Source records
=-=-=

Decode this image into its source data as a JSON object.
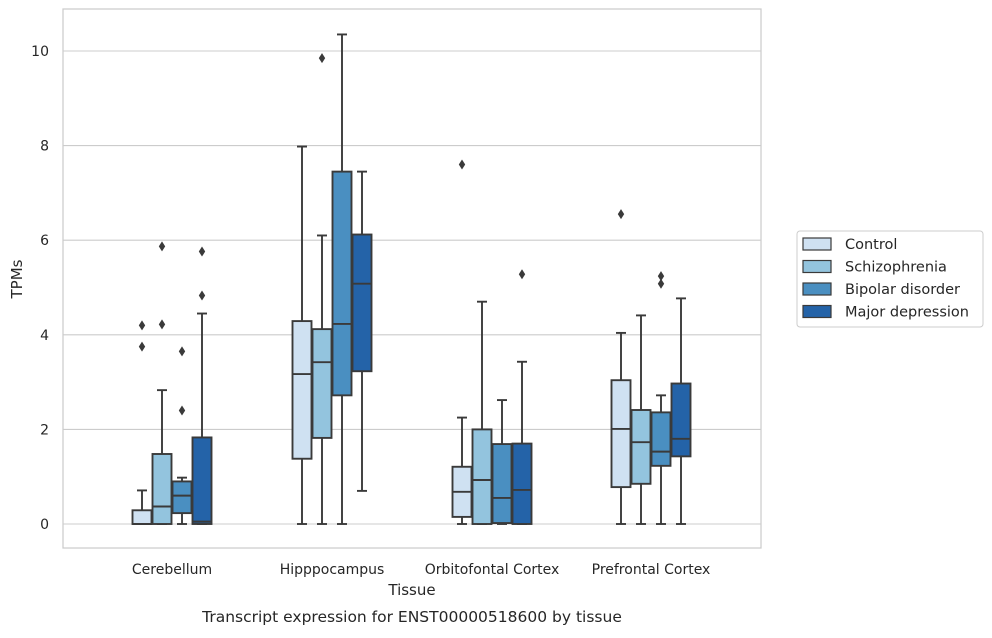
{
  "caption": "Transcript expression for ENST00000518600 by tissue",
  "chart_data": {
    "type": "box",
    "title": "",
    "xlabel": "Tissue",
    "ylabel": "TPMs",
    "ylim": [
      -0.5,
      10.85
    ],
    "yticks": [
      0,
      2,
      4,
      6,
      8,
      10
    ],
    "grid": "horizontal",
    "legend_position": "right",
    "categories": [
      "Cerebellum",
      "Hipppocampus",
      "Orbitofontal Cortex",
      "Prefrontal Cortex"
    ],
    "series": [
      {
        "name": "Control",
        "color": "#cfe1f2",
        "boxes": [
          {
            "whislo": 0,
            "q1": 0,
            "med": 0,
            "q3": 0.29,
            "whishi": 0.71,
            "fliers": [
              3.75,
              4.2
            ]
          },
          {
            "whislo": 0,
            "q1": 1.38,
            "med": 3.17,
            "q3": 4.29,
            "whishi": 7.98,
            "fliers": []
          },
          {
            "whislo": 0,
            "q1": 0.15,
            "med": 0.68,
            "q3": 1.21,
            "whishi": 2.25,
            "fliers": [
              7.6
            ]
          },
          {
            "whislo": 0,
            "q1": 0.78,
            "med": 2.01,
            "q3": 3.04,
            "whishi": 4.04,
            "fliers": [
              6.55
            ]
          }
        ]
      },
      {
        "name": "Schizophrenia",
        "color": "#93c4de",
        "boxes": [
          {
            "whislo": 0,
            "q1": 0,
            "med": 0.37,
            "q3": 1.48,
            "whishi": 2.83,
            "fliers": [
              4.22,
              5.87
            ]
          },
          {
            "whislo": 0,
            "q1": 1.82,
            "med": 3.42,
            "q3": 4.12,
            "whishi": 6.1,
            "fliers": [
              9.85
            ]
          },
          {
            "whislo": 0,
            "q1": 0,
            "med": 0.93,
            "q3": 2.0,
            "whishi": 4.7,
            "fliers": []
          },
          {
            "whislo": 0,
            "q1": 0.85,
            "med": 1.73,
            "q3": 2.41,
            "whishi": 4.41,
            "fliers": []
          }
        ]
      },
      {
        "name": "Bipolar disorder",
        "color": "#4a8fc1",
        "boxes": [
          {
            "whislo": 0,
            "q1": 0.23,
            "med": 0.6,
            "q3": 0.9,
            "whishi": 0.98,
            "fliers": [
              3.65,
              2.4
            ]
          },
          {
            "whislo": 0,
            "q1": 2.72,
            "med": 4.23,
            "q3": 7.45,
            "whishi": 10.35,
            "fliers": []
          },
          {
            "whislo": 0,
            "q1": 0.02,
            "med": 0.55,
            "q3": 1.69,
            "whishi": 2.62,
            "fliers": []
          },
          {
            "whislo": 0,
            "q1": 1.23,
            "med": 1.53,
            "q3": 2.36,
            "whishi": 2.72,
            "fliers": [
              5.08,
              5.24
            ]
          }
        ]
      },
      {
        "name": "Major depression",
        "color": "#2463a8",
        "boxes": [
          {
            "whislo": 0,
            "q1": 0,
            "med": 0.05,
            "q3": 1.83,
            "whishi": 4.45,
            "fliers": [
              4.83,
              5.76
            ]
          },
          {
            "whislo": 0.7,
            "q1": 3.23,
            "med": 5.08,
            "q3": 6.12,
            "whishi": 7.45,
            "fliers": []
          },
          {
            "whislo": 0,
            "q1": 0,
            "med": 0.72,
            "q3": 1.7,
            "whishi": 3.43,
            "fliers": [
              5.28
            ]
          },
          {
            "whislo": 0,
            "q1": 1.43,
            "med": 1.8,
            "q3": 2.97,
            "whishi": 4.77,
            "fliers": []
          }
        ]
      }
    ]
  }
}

=-=-=

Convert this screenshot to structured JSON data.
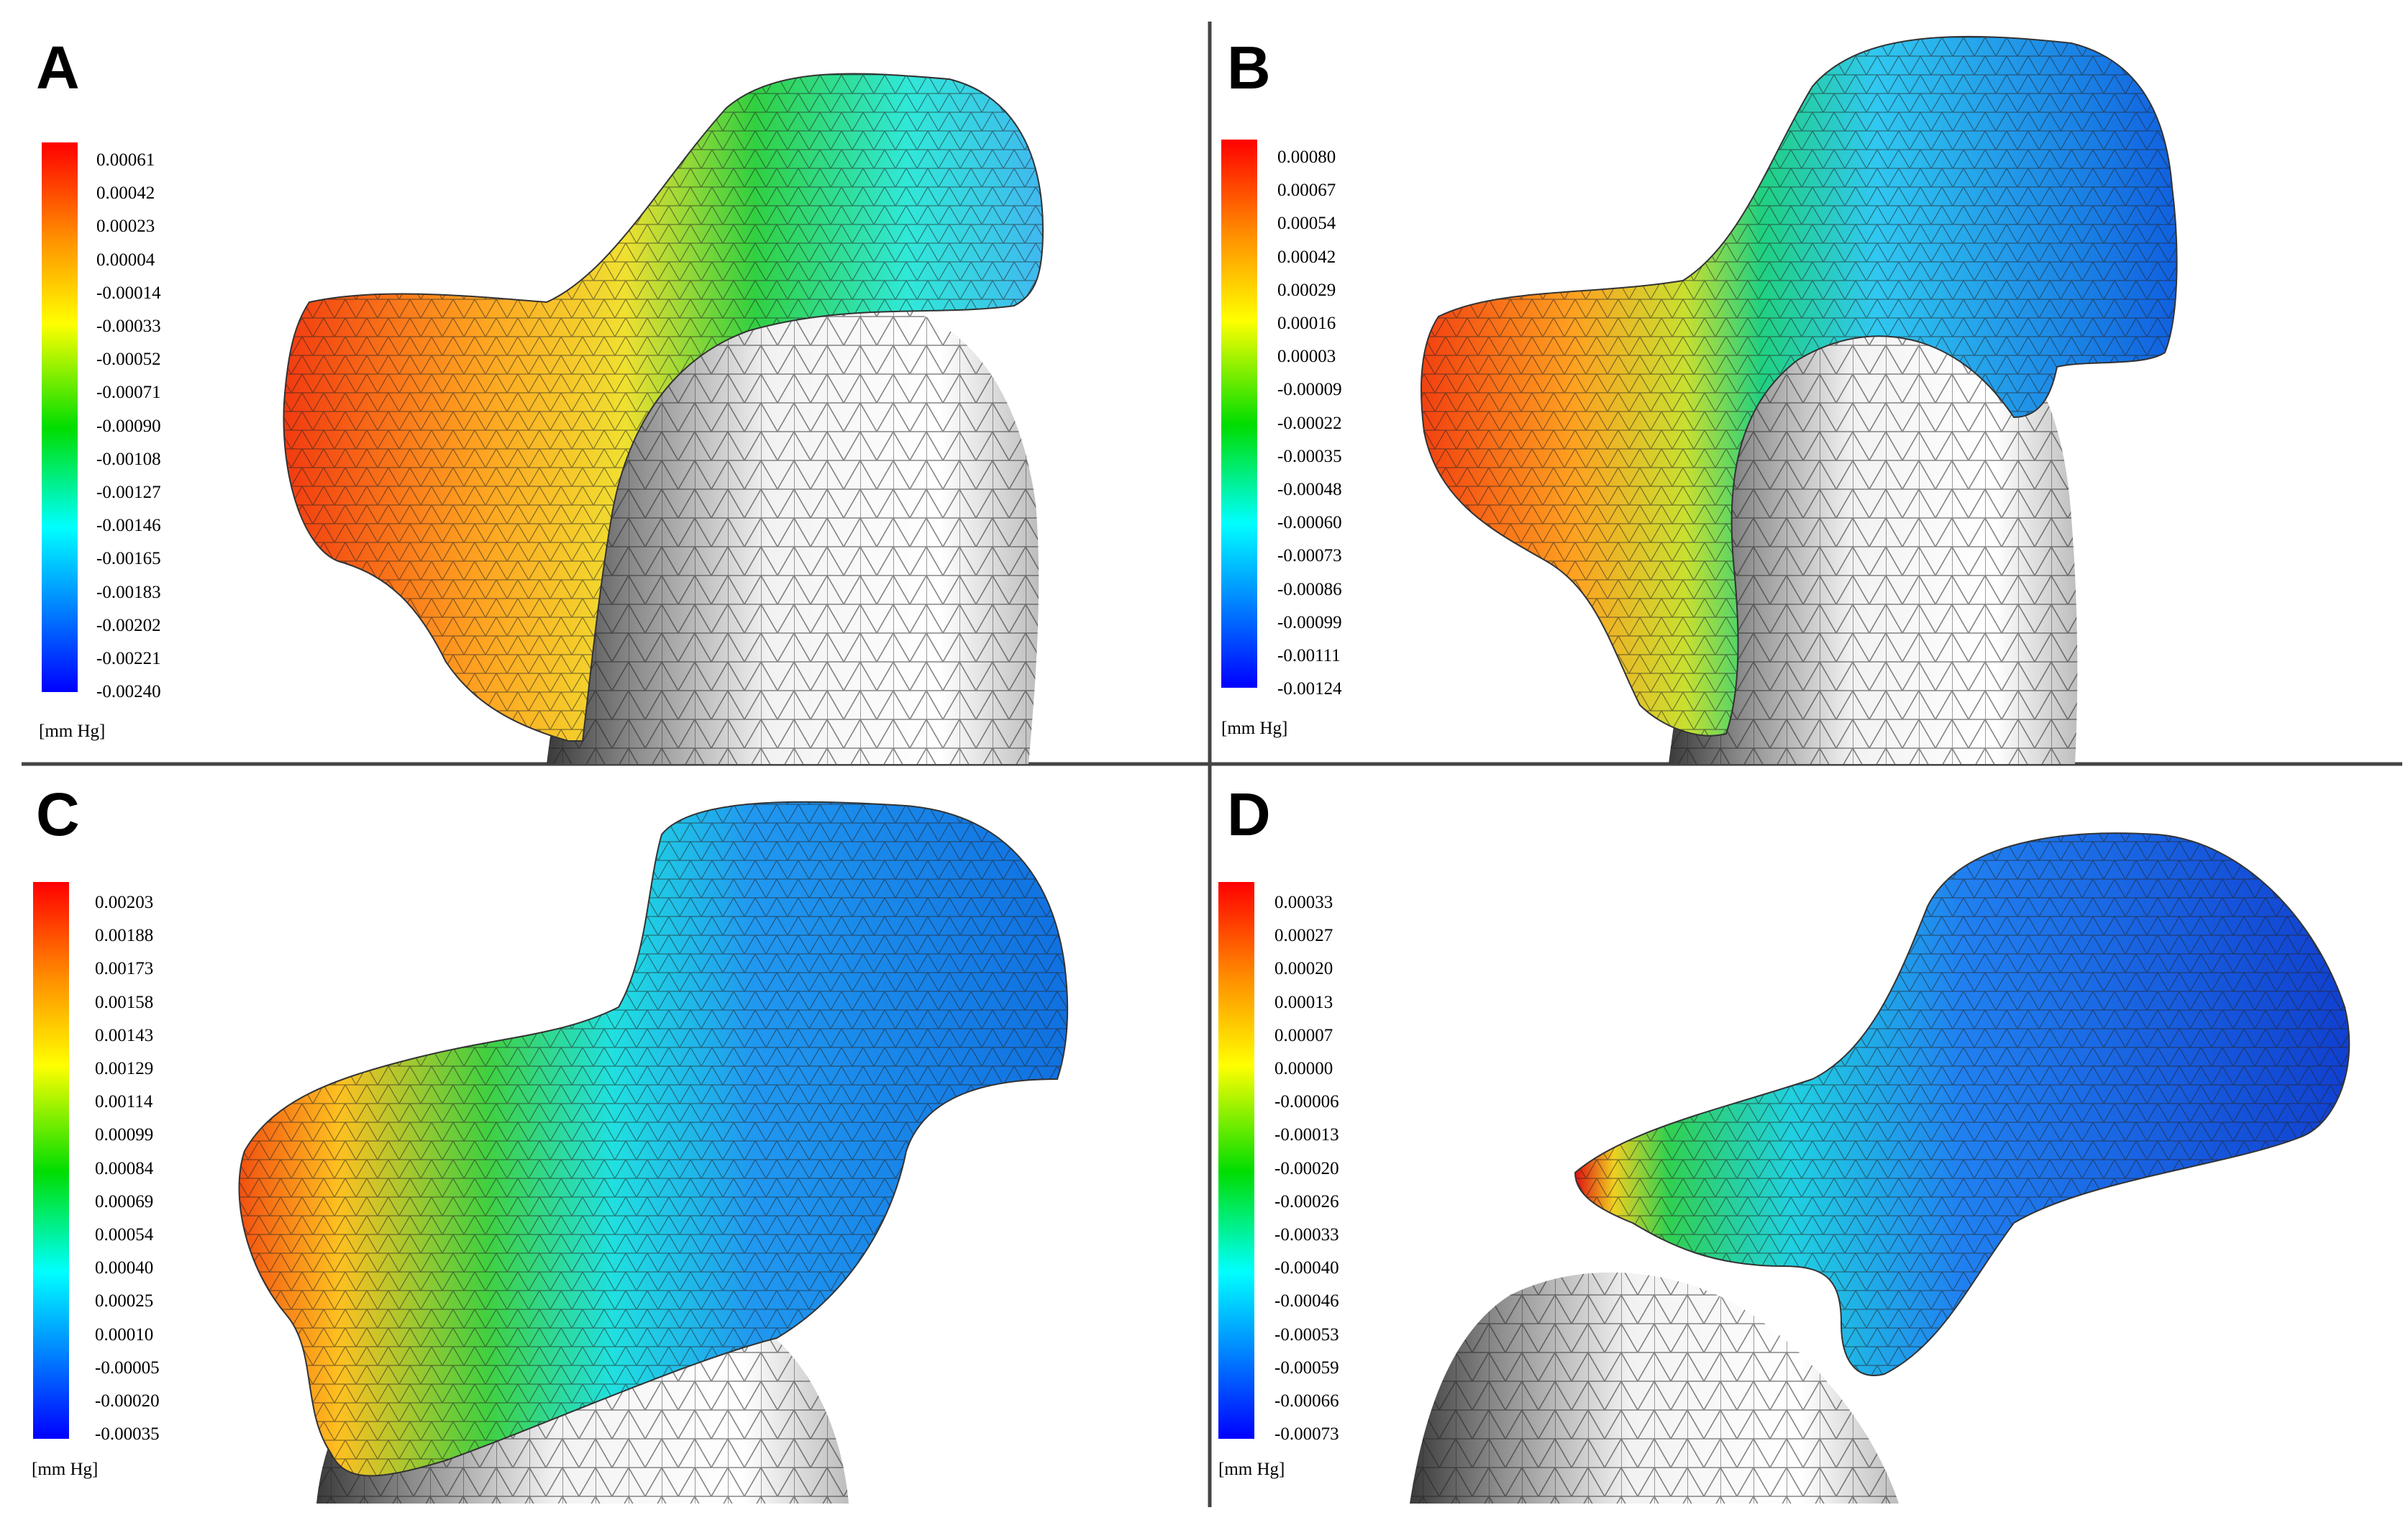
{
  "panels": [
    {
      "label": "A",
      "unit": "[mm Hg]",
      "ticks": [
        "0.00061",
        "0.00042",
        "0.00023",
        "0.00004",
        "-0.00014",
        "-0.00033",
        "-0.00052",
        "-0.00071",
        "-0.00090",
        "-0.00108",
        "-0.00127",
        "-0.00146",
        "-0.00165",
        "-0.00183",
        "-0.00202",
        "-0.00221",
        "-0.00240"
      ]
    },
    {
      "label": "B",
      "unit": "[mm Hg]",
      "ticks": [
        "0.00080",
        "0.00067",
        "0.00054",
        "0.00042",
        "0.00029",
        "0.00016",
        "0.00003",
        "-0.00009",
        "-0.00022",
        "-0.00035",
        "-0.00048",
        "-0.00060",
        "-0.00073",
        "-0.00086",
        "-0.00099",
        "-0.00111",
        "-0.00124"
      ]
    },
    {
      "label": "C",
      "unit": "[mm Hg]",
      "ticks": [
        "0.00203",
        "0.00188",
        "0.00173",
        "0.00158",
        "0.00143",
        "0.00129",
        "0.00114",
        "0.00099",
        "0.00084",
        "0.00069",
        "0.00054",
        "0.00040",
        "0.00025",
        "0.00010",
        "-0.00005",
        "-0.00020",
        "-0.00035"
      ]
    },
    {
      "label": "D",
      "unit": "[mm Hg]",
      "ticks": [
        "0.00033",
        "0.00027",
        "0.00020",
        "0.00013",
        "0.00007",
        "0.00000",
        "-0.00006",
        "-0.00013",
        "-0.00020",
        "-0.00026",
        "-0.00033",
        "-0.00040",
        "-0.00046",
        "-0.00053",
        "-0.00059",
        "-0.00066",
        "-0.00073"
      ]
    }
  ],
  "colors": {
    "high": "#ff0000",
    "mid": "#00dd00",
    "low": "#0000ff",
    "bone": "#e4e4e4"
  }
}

=-=-=

# TASK GOAL:
Go through the records and copy each line with "this" in it.

# THE OUTPUT:
Decode this image into its source data as a JSON object.
Convert this screenshot to structured JSON data.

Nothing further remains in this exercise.